- The data -

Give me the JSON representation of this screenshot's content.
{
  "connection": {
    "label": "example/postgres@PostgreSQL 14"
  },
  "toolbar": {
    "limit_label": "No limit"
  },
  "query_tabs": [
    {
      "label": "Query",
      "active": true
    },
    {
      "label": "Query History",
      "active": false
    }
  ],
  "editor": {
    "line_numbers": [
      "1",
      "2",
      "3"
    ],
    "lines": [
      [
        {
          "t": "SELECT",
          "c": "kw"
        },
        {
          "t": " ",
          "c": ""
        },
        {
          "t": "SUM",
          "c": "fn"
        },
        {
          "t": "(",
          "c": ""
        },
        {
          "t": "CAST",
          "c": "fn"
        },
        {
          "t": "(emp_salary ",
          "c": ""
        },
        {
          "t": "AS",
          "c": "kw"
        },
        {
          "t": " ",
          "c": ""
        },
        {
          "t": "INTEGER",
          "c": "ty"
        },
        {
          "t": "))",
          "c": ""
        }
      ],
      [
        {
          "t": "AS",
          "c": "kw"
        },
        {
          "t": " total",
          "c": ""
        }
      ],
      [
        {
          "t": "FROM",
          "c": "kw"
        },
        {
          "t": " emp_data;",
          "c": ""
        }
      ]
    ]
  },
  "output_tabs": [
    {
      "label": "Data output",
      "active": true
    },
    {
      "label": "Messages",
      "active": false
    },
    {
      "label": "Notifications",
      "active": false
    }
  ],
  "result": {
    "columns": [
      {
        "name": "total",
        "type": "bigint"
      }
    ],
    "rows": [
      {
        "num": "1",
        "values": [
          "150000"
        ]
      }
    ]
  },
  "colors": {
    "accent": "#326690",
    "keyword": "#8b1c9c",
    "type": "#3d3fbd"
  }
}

- Given request -
Write out the material from the first line to the last, exactly.

- Result below -
Give me the JSON representation of this screenshot's content.
{
  "connection": {
    "label": "example/postgres@PostgreSQL 14"
  },
  "toolbar": {
    "limit_label": "No limit"
  },
  "query_tabs": [
    {
      "label": "Query",
      "active": true
    },
    {
      "label": "Query History",
      "active": false
    }
  ],
  "editor": {
    "line_numbers": [
      "1",
      "2",
      "3"
    ],
    "lines": [
      [
        {
          "t": "SELECT",
          "c": "kw"
        },
        {
          "t": " ",
          "c": ""
        },
        {
          "t": "SUM",
          "c": "fn"
        },
        {
          "t": "(",
          "c": ""
        },
        {
          "t": "CAST",
          "c": "fn"
        },
        {
          "t": "(emp_salary ",
          "c": ""
        },
        {
          "t": "AS",
          "c": "kw"
        },
        {
          "t": " ",
          "c": ""
        },
        {
          "t": "INTEGER",
          "c": "ty"
        },
        {
          "t": "))",
          "c": ""
        }
      ],
      [
        {
          "t": "AS",
          "c": "kw"
        },
        {
          "t": " total",
          "c": ""
        }
      ],
      [
        {
          "t": "FROM",
          "c": "kw"
        },
        {
          "t": " emp_data;",
          "c": ""
        }
      ]
    ]
  },
  "output_tabs": [
    {
      "label": "Data output",
      "active": true
    },
    {
      "label": "Messages",
      "active": false
    },
    {
      "label": "Notifications",
      "active": false
    }
  ],
  "result": {
    "columns": [
      {
        "name": "total",
        "type": "bigint"
      }
    ],
    "rows": [
      {
        "num": "1",
        "values": [
          "150000"
        ]
      }
    ]
  },
  "colors": {
    "accent": "#326690",
    "keyword": "#8b1c9c",
    "type": "#3d3fbd"
  }
}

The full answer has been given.